Reproduce the complete listing without any deviation.
Start Data in this exercise
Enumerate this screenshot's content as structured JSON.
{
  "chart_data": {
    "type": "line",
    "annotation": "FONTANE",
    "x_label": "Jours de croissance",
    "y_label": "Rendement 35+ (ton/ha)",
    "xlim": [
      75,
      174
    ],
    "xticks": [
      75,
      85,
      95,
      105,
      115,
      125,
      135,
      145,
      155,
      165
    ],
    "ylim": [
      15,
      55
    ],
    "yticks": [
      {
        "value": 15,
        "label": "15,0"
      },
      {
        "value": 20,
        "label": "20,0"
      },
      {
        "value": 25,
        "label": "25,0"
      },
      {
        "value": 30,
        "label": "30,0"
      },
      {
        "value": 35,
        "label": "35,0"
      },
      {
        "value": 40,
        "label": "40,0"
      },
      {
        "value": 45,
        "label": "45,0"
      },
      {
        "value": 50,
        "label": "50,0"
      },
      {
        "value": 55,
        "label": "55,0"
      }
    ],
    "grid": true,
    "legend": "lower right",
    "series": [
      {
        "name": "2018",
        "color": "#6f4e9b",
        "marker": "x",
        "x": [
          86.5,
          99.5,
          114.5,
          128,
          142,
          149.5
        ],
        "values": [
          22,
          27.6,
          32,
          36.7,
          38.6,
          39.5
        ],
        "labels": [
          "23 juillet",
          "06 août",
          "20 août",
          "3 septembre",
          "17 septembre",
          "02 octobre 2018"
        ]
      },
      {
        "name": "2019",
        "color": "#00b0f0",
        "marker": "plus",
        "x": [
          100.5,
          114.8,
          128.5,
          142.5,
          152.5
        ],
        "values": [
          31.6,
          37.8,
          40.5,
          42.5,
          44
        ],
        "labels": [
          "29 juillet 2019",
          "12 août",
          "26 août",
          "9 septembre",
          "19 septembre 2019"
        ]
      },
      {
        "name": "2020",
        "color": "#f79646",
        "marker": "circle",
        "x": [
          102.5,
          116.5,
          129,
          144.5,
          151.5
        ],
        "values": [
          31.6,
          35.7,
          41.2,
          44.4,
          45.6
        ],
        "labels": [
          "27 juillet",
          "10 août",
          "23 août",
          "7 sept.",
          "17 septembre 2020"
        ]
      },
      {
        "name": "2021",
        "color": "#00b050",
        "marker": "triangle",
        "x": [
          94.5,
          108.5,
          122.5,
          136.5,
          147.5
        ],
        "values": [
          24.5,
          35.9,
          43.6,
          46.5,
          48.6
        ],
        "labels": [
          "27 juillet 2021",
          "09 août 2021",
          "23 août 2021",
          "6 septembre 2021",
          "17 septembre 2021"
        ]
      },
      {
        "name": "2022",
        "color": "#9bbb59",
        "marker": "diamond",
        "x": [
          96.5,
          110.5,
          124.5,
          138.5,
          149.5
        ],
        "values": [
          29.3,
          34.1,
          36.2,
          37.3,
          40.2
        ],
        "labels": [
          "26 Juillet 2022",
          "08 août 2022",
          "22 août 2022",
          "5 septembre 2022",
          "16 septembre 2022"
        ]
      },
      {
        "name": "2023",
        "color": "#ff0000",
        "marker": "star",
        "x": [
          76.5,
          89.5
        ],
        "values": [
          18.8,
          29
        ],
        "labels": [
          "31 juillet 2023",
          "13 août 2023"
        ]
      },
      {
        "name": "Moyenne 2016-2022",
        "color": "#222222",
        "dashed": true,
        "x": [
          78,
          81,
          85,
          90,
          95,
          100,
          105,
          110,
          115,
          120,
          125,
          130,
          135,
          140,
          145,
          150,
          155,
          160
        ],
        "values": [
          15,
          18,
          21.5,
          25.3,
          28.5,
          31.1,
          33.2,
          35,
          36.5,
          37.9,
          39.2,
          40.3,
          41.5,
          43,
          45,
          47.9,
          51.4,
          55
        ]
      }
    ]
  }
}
End Data in this exercise
• Task result:
Enumerate this screenshot's content as structured JSON.
{
  "chart_data": {
    "type": "line",
    "annotation": "FONTANE",
    "x_label": "Jours de croissance",
    "y_label": "Rendement 35+ (ton/ha)",
    "xlim": [
      75,
      174
    ],
    "xticks": [
      75,
      85,
      95,
      105,
      115,
      125,
      135,
      145,
      155,
      165
    ],
    "ylim": [
      15,
      55
    ],
    "yticks": [
      {
        "value": 15,
        "label": "15,0"
      },
      {
        "value": 20,
        "label": "20,0"
      },
      {
        "value": 25,
        "label": "25,0"
      },
      {
        "value": 30,
        "label": "30,0"
      },
      {
        "value": 35,
        "label": "35,0"
      },
      {
        "value": 40,
        "label": "40,0"
      },
      {
        "value": 45,
        "label": "45,0"
      },
      {
        "value": 50,
        "label": "50,0"
      },
      {
        "value": 55,
        "label": "55,0"
      }
    ],
    "grid": true,
    "legend": "lower right",
    "series": [
      {
        "name": "2018",
        "color": "#6f4e9b",
        "marker": "x",
        "x": [
          86.5,
          99.5,
          114.5,
          128,
          142,
          149.5
        ],
        "values": [
          22,
          27.6,
          32,
          36.7,
          38.6,
          39.5
        ],
        "labels": [
          "23 juillet",
          "06 août",
          "20 août",
          "3 septembre",
          "17 septembre",
          "02 octobre 2018"
        ]
      },
      {
        "name": "2019",
        "color": "#00b0f0",
        "marker": "plus",
        "x": [
          100.5,
          114.8,
          128.5,
          142.5,
          152.5
        ],
        "values": [
          31.6,
          37.8,
          40.5,
          42.5,
          44
        ],
        "labels": [
          "29 juillet 2019",
          "12 août",
          "26 août",
          "9 septembre",
          "19 septembre 2019"
        ]
      },
      {
        "name": "2020",
        "color": "#f79646",
        "marker": "circle",
        "x": [
          102.5,
          116.5,
          129,
          144.5,
          151.5
        ],
        "values": [
          31.6,
          35.7,
          41.2,
          44.4,
          45.6
        ],
        "labels": [
          "27 juillet",
          "10 août",
          "23 août",
          "7 sept.",
          "17 septembre 2020"
        ]
      },
      {
        "name": "2021",
        "color": "#00b050",
        "marker": "triangle",
        "x": [
          94.5,
          108.5,
          122.5,
          136.5,
          147.5
        ],
        "values": [
          24.5,
          35.9,
          43.6,
          46.5,
          48.6
        ],
        "labels": [
          "27 juillet 2021",
          "09 août 2021",
          "23 août 2021",
          "6 septembre 2021",
          "17 septembre 2021"
        ]
      },
      {
        "name": "2022",
        "color": "#9bbb59",
        "marker": "diamond",
        "x": [
          96.5,
          110.5,
          124.5,
          138.5,
          149.5
        ],
        "values": [
          29.3,
          34.1,
          36.2,
          37.3,
          40.2
        ],
        "labels": [
          "26 Juillet 2022",
          "08 août 2022",
          "22 août 2022",
          "5 septembre 2022",
          "16 septembre 2022"
        ]
      },
      {
        "name": "2023",
        "color": "#ff0000",
        "marker": "star",
        "x": [
          76.5,
          89.5
        ],
        "values": [
          18.8,
          29
        ],
        "labels": [
          "31 juillet 2023",
          "13 août 2023"
        ]
      },
      {
        "name": "Moyenne 2016-2022",
        "color": "#222222",
        "dashed": true,
        "x": [
          78,
          81,
          85,
          90,
          95,
          100,
          105,
          110,
          115,
          120,
          125,
          130,
          135,
          140,
          145,
          150,
          155,
          160
        ],
        "values": [
          15,
          18,
          21.5,
          25.3,
          28.5,
          31.1,
          33.2,
          35,
          36.5,
          37.9,
          39.2,
          40.3,
          41.5,
          43,
          45,
          47.9,
          51.4,
          55
        ]
      }
    ]
  }
}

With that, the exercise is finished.